Task description: The listing must be reproduced in full, exactly as it stands.

Records supplied:
+ + + + +

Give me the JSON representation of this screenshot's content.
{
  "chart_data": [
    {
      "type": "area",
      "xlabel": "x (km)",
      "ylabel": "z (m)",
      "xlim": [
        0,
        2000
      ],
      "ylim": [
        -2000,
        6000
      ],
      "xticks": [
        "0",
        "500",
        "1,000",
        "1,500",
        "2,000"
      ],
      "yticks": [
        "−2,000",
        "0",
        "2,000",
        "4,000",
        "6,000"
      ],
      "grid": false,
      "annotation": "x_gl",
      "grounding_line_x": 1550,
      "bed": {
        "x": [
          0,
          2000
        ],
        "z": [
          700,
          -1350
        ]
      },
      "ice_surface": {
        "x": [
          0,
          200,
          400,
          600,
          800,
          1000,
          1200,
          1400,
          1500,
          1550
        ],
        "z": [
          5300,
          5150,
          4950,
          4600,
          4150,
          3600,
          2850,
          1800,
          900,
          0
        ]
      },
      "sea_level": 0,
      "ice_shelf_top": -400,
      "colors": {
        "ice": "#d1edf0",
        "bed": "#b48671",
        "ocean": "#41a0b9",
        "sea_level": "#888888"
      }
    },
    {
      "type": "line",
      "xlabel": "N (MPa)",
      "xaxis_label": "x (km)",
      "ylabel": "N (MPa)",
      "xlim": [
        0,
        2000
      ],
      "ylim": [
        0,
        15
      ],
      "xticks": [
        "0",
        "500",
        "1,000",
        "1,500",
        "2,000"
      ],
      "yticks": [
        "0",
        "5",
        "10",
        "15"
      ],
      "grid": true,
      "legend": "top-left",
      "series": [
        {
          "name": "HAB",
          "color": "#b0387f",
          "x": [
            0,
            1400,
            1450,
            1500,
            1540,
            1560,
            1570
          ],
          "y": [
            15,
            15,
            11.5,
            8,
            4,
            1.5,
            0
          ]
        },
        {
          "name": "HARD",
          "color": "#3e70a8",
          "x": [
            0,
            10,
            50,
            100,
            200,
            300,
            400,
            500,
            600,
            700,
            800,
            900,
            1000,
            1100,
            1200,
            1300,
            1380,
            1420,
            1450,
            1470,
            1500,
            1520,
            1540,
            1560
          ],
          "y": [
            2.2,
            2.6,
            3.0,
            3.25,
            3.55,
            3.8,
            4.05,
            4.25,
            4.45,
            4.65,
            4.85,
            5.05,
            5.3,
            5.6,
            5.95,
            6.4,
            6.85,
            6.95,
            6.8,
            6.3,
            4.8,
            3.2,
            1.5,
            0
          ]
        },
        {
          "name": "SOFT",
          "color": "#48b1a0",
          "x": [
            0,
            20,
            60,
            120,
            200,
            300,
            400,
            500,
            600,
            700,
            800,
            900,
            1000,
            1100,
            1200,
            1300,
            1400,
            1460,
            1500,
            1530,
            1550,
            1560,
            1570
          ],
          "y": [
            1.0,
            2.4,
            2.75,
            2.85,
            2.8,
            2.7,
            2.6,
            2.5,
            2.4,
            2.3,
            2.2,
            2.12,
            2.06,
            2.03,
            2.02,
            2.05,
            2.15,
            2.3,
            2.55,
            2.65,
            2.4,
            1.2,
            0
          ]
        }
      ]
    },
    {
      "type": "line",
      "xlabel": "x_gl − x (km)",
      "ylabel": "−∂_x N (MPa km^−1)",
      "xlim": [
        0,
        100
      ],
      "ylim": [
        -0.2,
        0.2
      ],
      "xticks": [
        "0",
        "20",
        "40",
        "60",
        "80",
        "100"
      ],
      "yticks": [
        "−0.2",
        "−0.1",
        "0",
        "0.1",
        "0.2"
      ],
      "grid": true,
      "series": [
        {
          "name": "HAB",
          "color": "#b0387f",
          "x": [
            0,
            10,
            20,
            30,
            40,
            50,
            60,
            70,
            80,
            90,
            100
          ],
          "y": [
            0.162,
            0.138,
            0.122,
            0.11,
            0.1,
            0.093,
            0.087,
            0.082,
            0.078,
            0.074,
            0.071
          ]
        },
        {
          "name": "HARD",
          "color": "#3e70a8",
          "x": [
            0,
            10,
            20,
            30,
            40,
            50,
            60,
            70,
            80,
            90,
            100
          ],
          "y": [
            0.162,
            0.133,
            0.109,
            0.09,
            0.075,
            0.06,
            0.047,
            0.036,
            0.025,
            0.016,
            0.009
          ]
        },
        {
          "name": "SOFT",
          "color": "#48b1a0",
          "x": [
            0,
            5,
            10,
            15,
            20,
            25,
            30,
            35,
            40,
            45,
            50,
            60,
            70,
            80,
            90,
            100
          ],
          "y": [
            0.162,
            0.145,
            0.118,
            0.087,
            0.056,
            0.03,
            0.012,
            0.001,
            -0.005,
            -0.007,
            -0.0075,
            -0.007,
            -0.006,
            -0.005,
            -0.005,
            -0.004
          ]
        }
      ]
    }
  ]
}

+ + + + +

Solution below:
Give me the JSON representation of this screenshot's content.
{
  "chart_data": [
    {
      "type": "area",
      "xlabel": "x (km)",
      "ylabel": "z (m)",
      "xlim": [
        0,
        2000
      ],
      "ylim": [
        -2000,
        6000
      ],
      "xticks": [
        "0",
        "500",
        "1,000",
        "1,500",
        "2,000"
      ],
      "yticks": [
        "−2,000",
        "0",
        "2,000",
        "4,000",
        "6,000"
      ],
      "grid": false,
      "annotation": "x_gl",
      "grounding_line_x": 1550,
      "bed": {
        "x": [
          0,
          2000
        ],
        "z": [
          700,
          -1350
        ]
      },
      "ice_surface": {
        "x": [
          0,
          200,
          400,
          600,
          800,
          1000,
          1200,
          1400,
          1500,
          1550
        ],
        "z": [
          5300,
          5150,
          4950,
          4600,
          4150,
          3600,
          2850,
          1800,
          900,
          0
        ]
      },
      "sea_level": 0,
      "ice_shelf_top": -400,
      "colors": {
        "ice": "#d1edf0",
        "bed": "#b48671",
        "ocean": "#41a0b9",
        "sea_level": "#888888"
      }
    },
    {
      "type": "line",
      "xlabel": "N (MPa)",
      "xaxis_label": "x (km)",
      "ylabel": "N (MPa)",
      "xlim": [
        0,
        2000
      ],
      "ylim": [
        0,
        15
      ],
      "xticks": [
        "0",
        "500",
        "1,000",
        "1,500",
        "2,000"
      ],
      "yticks": [
        "0",
        "5",
        "10",
        "15"
      ],
      "grid": true,
      "legend": "top-left",
      "series": [
        {
          "name": "HAB",
          "color": "#b0387f",
          "x": [
            0,
            1400,
            1450,
            1500,
            1540,
            1560,
            1570
          ],
          "y": [
            15,
            15,
            11.5,
            8,
            4,
            1.5,
            0
          ]
        },
        {
          "name": "HARD",
          "color": "#3e70a8",
          "x": [
            0,
            10,
            50,
            100,
            200,
            300,
            400,
            500,
            600,
            700,
            800,
            900,
            1000,
            1100,
            1200,
            1300,
            1380,
            1420,
            1450,
            1470,
            1500,
            1520,
            1540,
            1560
          ],
          "y": [
            2.2,
            2.6,
            3.0,
            3.25,
            3.55,
            3.8,
            4.05,
            4.25,
            4.45,
            4.65,
            4.85,
            5.05,
            5.3,
            5.6,
            5.95,
            6.4,
            6.85,
            6.95,
            6.8,
            6.3,
            4.8,
            3.2,
            1.5,
            0
          ]
        },
        {
          "name": "SOFT",
          "color": "#48b1a0",
          "x": [
            0,
            20,
            60,
            120,
            200,
            300,
            400,
            500,
            600,
            700,
            800,
            900,
            1000,
            1100,
            1200,
            1300,
            1400,
            1460,
            1500,
            1530,
            1550,
            1560,
            1570
          ],
          "y": [
            1.0,
            2.4,
            2.75,
            2.85,
            2.8,
            2.7,
            2.6,
            2.5,
            2.4,
            2.3,
            2.2,
            2.12,
            2.06,
            2.03,
            2.02,
            2.05,
            2.15,
            2.3,
            2.55,
            2.65,
            2.4,
            1.2,
            0
          ]
        }
      ]
    },
    {
      "type": "line",
      "xlabel": "x_gl − x (km)",
      "ylabel": "−∂_x N (MPa km^−1)",
      "xlim": [
        0,
        100
      ],
      "ylim": [
        -0.2,
        0.2
      ],
      "xticks": [
        "0",
        "20",
        "40",
        "60",
        "80",
        "100"
      ],
      "yticks": [
        "−0.2",
        "−0.1",
        "0",
        "0.1",
        "0.2"
      ],
      "grid": true,
      "series": [
        {
          "name": "HAB",
          "color": "#b0387f",
          "x": [
            0,
            10,
            20,
            30,
            40,
            50,
            60,
            70,
            80,
            90,
            100
          ],
          "y": [
            0.162,
            0.138,
            0.122,
            0.11,
            0.1,
            0.093,
            0.087,
            0.082,
            0.078,
            0.074,
            0.071
          ]
        },
        {
          "name": "HARD",
          "color": "#3e70a8",
          "x": [
            0,
            10,
            20,
            30,
            40,
            50,
            60,
            70,
            80,
            90,
            100
          ],
          "y": [
            0.162,
            0.133,
            0.109,
            0.09,
            0.075,
            0.06,
            0.047,
            0.036,
            0.025,
            0.016,
            0.009
          ]
        },
        {
          "name": "SOFT",
          "color": "#48b1a0",
          "x": [
            0,
            5,
            10,
            15,
            20,
            25,
            30,
            35,
            40,
            45,
            50,
            60,
            70,
            80,
            90,
            100
          ],
          "y": [
            0.162,
            0.145,
            0.118,
            0.087,
            0.056,
            0.03,
            0.012,
            0.001,
            -0.005,
            -0.007,
            -0.0075,
            -0.007,
            -0.006,
            -0.005,
            -0.005,
            -0.004
          ]
        }
      ]
    }
  ]
}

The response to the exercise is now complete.